*** Opening Exercise material ***

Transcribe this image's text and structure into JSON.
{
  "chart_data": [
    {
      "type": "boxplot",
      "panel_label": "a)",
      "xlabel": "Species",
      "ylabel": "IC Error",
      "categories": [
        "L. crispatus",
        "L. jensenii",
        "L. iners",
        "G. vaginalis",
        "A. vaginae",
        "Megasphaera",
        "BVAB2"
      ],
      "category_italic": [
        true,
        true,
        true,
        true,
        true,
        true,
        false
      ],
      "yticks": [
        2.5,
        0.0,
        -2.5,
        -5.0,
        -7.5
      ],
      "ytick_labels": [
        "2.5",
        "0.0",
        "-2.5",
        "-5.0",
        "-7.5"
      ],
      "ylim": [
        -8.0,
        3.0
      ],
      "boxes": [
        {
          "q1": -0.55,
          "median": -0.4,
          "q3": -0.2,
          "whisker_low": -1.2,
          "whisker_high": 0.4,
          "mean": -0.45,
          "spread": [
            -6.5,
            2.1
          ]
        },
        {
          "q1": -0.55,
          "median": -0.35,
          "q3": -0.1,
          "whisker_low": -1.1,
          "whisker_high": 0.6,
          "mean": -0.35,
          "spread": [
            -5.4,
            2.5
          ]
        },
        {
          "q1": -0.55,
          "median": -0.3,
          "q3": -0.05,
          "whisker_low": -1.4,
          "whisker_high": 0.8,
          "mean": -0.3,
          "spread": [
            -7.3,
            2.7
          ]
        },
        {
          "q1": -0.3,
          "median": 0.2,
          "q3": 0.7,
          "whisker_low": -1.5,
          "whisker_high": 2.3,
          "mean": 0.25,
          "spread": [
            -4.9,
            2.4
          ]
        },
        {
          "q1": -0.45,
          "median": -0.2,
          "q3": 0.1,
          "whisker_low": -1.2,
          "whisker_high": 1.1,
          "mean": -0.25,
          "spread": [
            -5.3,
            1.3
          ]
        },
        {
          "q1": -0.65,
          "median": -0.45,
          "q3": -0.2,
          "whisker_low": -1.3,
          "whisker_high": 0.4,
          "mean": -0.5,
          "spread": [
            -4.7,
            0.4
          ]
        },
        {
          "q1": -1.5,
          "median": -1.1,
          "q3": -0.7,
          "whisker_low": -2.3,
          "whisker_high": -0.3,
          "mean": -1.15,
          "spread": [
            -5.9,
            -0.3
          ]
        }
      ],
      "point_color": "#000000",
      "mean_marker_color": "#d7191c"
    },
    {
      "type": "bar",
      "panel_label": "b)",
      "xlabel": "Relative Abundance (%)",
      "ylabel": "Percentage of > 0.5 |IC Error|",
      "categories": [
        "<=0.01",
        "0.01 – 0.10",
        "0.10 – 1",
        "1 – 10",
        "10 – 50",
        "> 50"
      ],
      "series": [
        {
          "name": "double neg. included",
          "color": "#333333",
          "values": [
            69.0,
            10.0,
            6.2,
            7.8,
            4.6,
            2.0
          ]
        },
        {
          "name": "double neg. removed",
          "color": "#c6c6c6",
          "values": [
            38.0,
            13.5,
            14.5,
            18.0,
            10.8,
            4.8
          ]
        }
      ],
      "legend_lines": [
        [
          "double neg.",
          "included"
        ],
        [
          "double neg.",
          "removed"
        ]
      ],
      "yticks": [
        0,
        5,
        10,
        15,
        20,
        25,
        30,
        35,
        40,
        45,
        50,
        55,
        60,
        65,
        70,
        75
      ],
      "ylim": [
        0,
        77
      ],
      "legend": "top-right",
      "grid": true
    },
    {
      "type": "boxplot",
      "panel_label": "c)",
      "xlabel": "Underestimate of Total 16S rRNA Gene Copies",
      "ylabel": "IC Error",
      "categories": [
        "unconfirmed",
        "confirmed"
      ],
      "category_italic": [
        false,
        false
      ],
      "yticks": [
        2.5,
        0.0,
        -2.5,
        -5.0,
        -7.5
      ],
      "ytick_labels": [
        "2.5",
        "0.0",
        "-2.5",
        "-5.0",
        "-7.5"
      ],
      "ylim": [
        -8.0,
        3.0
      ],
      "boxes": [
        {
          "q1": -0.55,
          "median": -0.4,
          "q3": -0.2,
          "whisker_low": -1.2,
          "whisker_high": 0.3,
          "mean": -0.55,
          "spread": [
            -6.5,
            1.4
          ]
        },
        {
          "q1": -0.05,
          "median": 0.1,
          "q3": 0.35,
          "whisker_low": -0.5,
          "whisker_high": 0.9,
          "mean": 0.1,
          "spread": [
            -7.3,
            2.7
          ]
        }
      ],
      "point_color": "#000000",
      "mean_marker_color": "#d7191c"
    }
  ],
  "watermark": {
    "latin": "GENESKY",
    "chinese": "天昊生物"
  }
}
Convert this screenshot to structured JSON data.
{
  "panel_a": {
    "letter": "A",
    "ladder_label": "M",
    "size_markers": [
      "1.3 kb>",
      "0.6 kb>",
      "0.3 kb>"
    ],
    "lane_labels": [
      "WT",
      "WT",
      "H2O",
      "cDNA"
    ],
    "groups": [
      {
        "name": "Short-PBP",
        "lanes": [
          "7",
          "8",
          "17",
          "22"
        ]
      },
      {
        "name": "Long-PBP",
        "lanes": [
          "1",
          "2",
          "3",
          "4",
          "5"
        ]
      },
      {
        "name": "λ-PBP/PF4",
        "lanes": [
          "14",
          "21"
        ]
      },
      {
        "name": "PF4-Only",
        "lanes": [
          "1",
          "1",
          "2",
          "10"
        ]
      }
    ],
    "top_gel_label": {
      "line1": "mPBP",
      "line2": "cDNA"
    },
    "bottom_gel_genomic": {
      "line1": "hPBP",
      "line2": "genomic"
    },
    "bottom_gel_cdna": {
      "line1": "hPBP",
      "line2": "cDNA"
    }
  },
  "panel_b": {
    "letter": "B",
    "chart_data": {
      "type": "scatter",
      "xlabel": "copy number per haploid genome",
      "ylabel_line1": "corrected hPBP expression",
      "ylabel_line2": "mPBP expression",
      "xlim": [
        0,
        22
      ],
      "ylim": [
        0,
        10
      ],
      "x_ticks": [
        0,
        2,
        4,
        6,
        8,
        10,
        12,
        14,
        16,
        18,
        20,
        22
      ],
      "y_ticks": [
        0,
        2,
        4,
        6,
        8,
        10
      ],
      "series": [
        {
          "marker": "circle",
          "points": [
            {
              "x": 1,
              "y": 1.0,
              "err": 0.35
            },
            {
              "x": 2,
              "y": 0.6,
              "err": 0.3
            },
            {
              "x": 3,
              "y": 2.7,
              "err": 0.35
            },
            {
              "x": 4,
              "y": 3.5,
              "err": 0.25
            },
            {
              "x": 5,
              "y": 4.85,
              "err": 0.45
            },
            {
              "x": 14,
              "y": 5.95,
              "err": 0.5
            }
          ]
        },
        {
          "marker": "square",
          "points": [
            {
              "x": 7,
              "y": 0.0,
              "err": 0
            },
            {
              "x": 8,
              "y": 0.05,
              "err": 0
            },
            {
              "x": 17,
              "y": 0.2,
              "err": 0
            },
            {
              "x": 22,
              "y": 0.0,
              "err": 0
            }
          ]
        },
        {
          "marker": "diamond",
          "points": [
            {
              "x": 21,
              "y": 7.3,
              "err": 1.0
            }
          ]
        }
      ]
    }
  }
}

*** Closing Exercise material ***

■ **What is expected**: All of the material above should be reproduced exactly.

■ **Answer section**:
Transcribe this image's text and structure into JSON.
{
  "chart_data": [
    {
      "type": "boxplot",
      "panel_label": "a)",
      "xlabel": "Species",
      "ylabel": "IC Error",
      "categories": [
        "L. crispatus",
        "L. jensenii",
        "L. iners",
        "G. vaginalis",
        "A. vaginae",
        "Megasphaera",
        "BVAB2"
      ],
      "category_italic": [
        true,
        true,
        true,
        true,
        true,
        true,
        false
      ],
      "yticks": [
        2.5,
        0.0,
        -2.5,
        -5.0,
        -7.5
      ],
      "ytick_labels": [
        "2.5",
        "0.0",
        "-2.5",
        "-5.0",
        "-7.5"
      ],
      "ylim": [
        -8.0,
        3.0
      ],
      "boxes": [
        {
          "q1": -0.55,
          "median": -0.4,
          "q3": -0.2,
          "whisker_low": -1.2,
          "whisker_high": 0.4,
          "mean": -0.45,
          "spread": [
            -6.5,
            2.1
          ]
        },
        {
          "q1": -0.55,
          "median": -0.35,
          "q3": -0.1,
          "whisker_low": -1.1,
          "whisker_high": 0.6,
          "mean": -0.35,
          "spread": [
            -5.4,
            2.5
          ]
        },
        {
          "q1": -0.55,
          "median": -0.3,
          "q3": -0.05,
          "whisker_low": -1.4,
          "whisker_high": 0.8,
          "mean": -0.3,
          "spread": [
            -7.3,
            2.7
          ]
        },
        {
          "q1": -0.3,
          "median": 0.2,
          "q3": 0.7,
          "whisker_low": -1.5,
          "whisker_high": 2.3,
          "mean": 0.25,
          "spread": [
            -4.9,
            2.4
          ]
        },
        {
          "q1": -0.45,
          "median": -0.2,
          "q3": 0.1,
          "whisker_low": -1.2,
          "whisker_high": 1.1,
          "mean": -0.25,
          "spread": [
            -5.3,
            1.3
          ]
        },
        {
          "q1": -0.65,
          "median": -0.45,
          "q3": -0.2,
          "whisker_low": -1.3,
          "whisker_high": 0.4,
          "mean": -0.5,
          "spread": [
            -4.7,
            0.4
          ]
        },
        {
          "q1": -1.5,
          "median": -1.1,
          "q3": -0.7,
          "whisker_low": -2.3,
          "whisker_high": -0.3,
          "mean": -1.15,
          "spread": [
            -5.9,
            -0.3
          ]
        }
      ],
      "point_color": "#000000",
      "mean_marker_color": "#d7191c"
    },
    {
      "type": "bar",
      "panel_label": "b)",
      "xlabel": "Relative Abundance (%)",
      "ylabel": "Percentage of > 0.5 |IC Error|",
      "categories": [
        "<=0.01",
        "0.01 – 0.10",
        "0.10 – 1",
        "1 – 10",
        "10 – 50",
        "> 50"
      ],
      "series": [
        {
          "name": "double neg. included",
          "color": "#333333",
          "values": [
            69.0,
            10.0,
            6.2,
            7.8,
            4.6,
            2.0
          ]
        },
        {
          "name": "double neg. removed",
          "color": "#c6c6c6",
          "values": [
            38.0,
            13.5,
            14.5,
            18.0,
            10.8,
            4.8
          ]
        }
      ],
      "legend_lines": [
        [
          "double neg.",
          "included"
        ],
        [
          "double neg.",
          "removed"
        ]
      ],
      "yticks": [
        0,
        5,
        10,
        15,
        20,
        25,
        30,
        35,
        40,
        45,
        50,
        55,
        60,
        65,
        70,
        75
      ],
      "ylim": [
        0,
        77
      ],
      "legend": "top-right",
      "grid": true
    },
    {
      "type": "boxplot",
      "panel_label": "c)",
      "xlabel": "Underestimate of Total 16S rRNA Gene Copies",
      "ylabel": "IC Error",
      "categories": [
        "unconfirmed",
        "confirmed"
      ],
      "category_italic": [
        false,
        false
      ],
      "yticks": [
        2.5,
        0.0,
        -2.5,
        -5.0,
        -7.5
      ],
      "ytick_labels": [
        "2.5",
        "0.0",
        "-2.5",
        "-5.0",
        "-7.5"
      ],
      "ylim": [
        -8.0,
        3.0
      ],
      "boxes": [
        {
          "q1": -0.55,
          "median": -0.4,
          "q3": -0.2,
          "whisker_low": -1.2,
          "whisker_high": 0.3,
          "mean": -0.55,
          "spread": [
            -6.5,
            1.4
          ]
        },
        {
          "q1": -0.05,
          "median": 0.1,
          "q3": 0.35,
          "whisker_low": -0.5,
          "whisker_high": 0.9,
          "mean": 0.1,
          "spread": [
            -7.3,
            2.7
          ]
        }
      ],
      "point_color": "#000000",
      "mean_marker_color": "#d7191c"
    }
  ],
  "watermark": {
    "latin": "GENESKY",
    "chinese": "天昊生物"
  }
}
Convert this screenshot to structured JSON data.
{
  "panel_a": {
    "letter": "A",
    "ladder_label": "M",
    "size_markers": [
      "1.3 kb>",
      "0.6 kb>",
      "0.3 kb>"
    ],
    "lane_labels": [
      "WT",
      "WT",
      "H2O",
      "cDNA"
    ],
    "groups": [
      {
        "name": "Short-PBP",
        "lanes": [
          "7",
          "8",
          "17",
          "22"
        ]
      },
      {
        "name": "Long-PBP",
        "lanes": [
          "1",
          "2",
          "3",
          "4",
          "5"
        ]
      },
      {
        "name": "λ-PBP/PF4",
        "lanes": [
          "14",
          "21"
        ]
      },
      {
        "name": "PF4-Only",
        "lanes": [
          "1",
          "1",
          "2",
          "10"
        ]
      }
    ],
    "top_gel_label": {
      "line1": "mPBP",
      "line2": "cDNA"
    },
    "bottom_gel_genomic": {
      "line1": "hPBP",
      "line2": "genomic"
    },
    "bottom_gel_cdna": {
      "line1": "hPBP",
      "line2": "cDNA"
    }
  },
  "panel_b": {
    "letter": "B",
    "chart_data": {
      "type": "scatter",
      "xlabel": "copy number per haploid genome",
      "ylabel_line1": "corrected hPBP expression",
      "ylabel_line2": "mPBP expression",
      "xlim": [
        0,
        22
      ],
      "ylim": [
        0,
        10
      ],
      "x_ticks": [
        0,
        2,
        4,
        6,
        8,
        10,
        12,
        14,
        16,
        18,
        20,
        22
      ],
      "y_ticks": [
        0,
        2,
        4,
        6,
        8,
        10
      ],
      "series": [
        {
          "marker": "circle",
          "points": [
            {
              "x": 1,
              "y": 1.0,
              "err": 0.35
            },
            {
              "x": 2,
              "y": 0.6,
              "err": 0.3
            },
            {
              "x": 3,
              "y": 2.7,
              "err": 0.35
            },
            {
              "x": 4,
              "y": 3.5,
              "err": 0.25
            },
            {
              "x": 5,
              "y": 4.85,
              "err": 0.45
            },
            {
              "x": 14,
              "y": 5.95,
              "err": 0.5
            }
          ]
        },
        {
          "marker": "square",
          "points": [
            {
              "x": 7,
              "y": 0.0,
              "err": 0
            },
            {
              "x": 8,
              "y": 0.05,
              "err": 0
            },
            {
              "x": 17,
              "y": 0.2,
              "err": 0
            },
            {
              "x": 22,
              "y": 0.0,
              "err": 0
            }
          ]
        },
        {
          "marker": "diamond",
          "points": [
            {
              "x": 21,
              "y": 7.3,
              "err": 1.0
            }
          ]
        }
      ]
    }
  }
}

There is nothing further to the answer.